[The task] Search the material below for the string "Ustinow" and list each line that holds it.

[Listing]
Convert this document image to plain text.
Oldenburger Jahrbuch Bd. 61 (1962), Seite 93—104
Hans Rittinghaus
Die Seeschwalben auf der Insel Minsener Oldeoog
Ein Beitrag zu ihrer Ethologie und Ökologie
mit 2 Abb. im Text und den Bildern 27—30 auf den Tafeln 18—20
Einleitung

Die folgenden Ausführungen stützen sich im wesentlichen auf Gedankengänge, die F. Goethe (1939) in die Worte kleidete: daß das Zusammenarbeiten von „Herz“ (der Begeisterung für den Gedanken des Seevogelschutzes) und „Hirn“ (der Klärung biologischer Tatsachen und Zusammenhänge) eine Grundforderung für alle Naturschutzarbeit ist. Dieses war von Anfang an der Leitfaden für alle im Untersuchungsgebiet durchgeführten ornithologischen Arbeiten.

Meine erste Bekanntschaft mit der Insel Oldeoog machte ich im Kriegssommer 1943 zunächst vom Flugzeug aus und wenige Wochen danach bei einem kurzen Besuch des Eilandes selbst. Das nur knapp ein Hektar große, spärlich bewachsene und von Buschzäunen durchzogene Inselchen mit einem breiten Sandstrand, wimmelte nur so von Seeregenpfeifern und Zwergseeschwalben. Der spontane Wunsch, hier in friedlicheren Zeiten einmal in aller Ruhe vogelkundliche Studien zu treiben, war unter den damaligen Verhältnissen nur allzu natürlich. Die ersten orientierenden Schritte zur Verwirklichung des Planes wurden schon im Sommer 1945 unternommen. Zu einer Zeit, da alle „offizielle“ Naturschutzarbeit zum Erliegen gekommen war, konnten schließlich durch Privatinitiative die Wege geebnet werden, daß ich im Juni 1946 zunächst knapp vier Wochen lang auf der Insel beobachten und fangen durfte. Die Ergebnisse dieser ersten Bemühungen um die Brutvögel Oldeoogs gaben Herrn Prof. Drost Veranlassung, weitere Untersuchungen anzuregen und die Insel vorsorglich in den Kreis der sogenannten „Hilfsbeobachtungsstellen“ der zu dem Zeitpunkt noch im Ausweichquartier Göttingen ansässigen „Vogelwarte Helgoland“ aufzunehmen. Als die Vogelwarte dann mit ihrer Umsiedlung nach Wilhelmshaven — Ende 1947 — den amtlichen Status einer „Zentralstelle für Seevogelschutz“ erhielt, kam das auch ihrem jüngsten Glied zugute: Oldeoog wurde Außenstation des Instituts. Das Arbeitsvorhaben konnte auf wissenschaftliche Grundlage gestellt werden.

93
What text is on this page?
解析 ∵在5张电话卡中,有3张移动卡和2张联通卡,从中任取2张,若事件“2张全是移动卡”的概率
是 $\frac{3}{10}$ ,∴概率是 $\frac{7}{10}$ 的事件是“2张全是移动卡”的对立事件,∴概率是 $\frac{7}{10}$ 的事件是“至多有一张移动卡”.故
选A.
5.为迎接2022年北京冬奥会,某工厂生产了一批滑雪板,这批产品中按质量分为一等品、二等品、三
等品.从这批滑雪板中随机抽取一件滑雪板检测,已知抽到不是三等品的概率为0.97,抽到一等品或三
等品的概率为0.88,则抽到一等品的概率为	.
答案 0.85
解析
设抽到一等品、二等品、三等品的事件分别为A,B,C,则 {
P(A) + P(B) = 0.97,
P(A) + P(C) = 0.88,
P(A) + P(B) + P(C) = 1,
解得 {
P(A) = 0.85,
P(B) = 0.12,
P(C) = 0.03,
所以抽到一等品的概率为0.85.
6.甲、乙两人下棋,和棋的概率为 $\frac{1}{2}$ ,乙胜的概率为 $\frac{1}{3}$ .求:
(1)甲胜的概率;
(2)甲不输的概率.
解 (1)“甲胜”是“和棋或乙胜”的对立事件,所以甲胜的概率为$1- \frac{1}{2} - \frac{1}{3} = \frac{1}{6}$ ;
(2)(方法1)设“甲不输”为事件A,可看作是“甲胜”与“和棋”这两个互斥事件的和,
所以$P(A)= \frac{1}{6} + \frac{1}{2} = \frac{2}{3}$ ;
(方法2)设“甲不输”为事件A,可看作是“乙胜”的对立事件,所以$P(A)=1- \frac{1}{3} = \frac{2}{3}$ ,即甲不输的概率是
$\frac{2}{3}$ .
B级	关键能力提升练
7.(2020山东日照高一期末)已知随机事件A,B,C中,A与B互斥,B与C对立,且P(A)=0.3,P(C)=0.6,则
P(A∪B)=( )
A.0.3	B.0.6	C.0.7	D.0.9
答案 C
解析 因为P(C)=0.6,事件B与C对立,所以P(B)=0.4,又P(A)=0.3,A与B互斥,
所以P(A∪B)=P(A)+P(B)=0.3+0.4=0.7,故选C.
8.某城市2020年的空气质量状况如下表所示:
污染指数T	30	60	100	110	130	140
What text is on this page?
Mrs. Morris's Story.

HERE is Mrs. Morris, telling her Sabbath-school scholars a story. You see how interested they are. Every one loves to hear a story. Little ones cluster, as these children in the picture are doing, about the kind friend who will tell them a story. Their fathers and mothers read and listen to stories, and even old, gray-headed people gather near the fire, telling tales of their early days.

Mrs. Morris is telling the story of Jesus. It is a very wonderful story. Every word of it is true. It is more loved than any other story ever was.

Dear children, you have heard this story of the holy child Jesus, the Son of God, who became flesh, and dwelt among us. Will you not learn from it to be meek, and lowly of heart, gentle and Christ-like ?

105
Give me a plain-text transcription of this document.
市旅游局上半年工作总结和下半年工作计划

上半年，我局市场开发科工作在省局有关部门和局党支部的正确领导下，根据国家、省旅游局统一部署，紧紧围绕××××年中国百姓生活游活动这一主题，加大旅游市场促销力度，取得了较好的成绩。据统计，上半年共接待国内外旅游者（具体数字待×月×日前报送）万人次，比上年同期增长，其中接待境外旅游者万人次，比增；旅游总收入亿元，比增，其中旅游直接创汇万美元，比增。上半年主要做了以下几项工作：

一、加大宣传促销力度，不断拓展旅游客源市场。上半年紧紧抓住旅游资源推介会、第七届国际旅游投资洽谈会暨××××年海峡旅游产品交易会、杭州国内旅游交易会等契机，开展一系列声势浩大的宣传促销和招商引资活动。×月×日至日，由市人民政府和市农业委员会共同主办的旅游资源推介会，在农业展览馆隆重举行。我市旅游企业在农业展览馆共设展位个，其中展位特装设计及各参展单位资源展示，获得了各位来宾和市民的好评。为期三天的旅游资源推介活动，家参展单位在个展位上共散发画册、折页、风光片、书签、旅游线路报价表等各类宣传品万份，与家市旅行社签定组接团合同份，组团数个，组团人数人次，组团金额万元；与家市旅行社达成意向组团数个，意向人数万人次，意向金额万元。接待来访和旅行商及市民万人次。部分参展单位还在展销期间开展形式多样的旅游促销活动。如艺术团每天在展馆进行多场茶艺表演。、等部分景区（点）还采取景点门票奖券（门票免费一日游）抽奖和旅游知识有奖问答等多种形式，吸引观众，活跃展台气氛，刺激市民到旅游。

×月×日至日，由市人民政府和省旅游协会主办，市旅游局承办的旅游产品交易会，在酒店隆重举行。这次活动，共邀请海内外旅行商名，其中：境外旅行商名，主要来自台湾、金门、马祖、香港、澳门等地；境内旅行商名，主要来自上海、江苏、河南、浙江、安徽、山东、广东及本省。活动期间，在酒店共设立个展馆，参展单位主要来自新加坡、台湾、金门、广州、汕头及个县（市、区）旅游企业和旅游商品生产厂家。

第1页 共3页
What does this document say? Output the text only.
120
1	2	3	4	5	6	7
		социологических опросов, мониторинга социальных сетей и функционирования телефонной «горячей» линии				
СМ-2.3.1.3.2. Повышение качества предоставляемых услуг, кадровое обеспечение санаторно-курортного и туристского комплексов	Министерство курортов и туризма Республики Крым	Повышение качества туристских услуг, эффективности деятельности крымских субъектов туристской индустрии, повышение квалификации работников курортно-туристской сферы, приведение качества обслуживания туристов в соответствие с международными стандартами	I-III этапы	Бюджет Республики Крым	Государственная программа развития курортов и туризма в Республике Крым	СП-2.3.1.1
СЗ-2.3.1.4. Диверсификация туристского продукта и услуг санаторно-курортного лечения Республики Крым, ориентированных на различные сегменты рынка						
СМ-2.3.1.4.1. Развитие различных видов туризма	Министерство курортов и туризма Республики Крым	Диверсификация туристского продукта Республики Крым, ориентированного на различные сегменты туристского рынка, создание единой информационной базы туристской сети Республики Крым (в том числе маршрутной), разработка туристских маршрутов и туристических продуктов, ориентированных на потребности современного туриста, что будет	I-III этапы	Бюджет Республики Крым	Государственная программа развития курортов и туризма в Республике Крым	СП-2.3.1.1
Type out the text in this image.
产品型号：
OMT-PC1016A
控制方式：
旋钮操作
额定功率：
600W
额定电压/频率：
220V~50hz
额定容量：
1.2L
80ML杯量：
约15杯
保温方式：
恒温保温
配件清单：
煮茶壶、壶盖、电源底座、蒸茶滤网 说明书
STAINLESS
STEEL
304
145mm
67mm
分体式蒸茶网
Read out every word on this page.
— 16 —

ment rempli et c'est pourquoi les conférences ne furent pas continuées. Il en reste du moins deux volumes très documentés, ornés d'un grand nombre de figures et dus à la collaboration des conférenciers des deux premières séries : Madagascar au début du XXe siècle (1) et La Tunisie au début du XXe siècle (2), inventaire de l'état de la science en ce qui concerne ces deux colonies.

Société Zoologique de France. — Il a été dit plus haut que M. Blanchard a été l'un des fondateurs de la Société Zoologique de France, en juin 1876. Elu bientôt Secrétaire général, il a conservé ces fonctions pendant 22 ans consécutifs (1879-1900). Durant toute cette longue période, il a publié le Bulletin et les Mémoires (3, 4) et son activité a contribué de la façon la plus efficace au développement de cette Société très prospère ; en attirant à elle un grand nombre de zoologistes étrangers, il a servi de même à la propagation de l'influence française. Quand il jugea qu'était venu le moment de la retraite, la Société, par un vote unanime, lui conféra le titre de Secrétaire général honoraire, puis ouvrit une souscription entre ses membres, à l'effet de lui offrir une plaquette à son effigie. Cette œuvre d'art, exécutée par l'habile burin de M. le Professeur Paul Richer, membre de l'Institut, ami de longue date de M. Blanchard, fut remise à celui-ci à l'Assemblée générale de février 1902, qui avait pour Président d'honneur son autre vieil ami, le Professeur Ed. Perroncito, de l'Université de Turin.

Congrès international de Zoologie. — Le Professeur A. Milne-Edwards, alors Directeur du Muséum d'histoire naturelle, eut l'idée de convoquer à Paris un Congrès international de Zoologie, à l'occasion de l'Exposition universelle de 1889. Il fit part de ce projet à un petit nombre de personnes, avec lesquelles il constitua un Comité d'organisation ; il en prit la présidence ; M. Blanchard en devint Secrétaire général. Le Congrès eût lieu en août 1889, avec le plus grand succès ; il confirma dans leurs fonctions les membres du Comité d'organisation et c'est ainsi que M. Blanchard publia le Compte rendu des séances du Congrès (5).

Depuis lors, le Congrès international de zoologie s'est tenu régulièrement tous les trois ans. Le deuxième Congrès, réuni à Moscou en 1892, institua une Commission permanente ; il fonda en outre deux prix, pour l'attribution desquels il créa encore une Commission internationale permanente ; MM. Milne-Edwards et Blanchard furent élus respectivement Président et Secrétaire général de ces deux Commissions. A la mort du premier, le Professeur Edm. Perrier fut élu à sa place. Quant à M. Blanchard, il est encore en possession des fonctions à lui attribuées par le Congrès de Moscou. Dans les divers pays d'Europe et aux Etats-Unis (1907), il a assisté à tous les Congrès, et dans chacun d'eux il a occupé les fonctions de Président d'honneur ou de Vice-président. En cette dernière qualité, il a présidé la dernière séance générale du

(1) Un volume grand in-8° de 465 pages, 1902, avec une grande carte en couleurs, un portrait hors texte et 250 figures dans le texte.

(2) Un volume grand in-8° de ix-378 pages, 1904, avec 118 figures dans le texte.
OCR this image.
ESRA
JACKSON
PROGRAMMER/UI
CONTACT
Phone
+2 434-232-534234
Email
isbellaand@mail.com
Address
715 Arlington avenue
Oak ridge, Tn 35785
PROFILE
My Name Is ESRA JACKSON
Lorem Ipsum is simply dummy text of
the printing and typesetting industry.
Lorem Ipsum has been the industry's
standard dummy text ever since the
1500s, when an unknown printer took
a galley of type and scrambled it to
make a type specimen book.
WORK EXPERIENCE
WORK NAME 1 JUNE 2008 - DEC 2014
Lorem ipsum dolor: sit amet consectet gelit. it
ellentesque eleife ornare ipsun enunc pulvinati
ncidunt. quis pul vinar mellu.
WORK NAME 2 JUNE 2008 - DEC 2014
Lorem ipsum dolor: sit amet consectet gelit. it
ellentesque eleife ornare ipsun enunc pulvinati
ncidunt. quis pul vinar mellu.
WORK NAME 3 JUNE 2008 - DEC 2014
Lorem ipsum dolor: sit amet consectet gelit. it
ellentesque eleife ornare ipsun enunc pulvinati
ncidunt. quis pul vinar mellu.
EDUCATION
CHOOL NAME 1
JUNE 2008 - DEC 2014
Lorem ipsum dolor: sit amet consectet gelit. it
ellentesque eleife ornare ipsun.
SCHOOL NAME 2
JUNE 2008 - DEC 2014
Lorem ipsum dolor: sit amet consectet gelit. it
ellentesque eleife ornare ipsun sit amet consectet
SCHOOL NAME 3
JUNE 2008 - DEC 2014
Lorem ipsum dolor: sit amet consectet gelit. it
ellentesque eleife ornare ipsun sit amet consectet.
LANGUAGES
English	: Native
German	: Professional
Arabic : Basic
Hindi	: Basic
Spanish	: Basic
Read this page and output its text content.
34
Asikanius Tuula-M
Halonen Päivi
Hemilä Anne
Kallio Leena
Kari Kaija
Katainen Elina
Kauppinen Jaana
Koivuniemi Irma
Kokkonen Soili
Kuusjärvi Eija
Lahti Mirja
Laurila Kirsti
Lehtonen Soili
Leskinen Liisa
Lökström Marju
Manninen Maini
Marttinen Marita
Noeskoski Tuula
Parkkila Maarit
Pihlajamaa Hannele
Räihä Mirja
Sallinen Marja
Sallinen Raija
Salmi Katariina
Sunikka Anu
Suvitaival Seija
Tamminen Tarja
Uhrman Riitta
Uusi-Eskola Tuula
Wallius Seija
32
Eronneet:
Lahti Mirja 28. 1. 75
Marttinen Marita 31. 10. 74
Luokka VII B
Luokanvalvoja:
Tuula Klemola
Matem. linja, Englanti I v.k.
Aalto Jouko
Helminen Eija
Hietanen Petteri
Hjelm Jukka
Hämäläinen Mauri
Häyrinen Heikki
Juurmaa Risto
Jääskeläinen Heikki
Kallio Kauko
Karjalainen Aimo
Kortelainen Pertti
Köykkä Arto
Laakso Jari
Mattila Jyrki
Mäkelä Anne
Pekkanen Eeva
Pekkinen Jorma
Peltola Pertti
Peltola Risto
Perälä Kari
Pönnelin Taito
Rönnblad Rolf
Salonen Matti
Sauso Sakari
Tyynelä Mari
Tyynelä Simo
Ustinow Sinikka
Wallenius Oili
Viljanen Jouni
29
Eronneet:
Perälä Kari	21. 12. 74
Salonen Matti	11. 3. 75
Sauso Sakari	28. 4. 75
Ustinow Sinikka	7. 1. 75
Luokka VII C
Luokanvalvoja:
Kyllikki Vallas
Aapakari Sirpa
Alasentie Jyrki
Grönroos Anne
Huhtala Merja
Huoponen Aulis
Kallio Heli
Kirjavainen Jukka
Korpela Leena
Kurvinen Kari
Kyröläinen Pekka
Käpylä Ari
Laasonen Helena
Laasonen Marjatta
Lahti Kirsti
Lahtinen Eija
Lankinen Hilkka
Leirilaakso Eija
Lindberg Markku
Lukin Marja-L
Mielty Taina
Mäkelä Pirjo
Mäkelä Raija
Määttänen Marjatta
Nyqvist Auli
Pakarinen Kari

[Exercise solution]
Ustinow Sinikka
Ustinow Sinikka	7. 1. 75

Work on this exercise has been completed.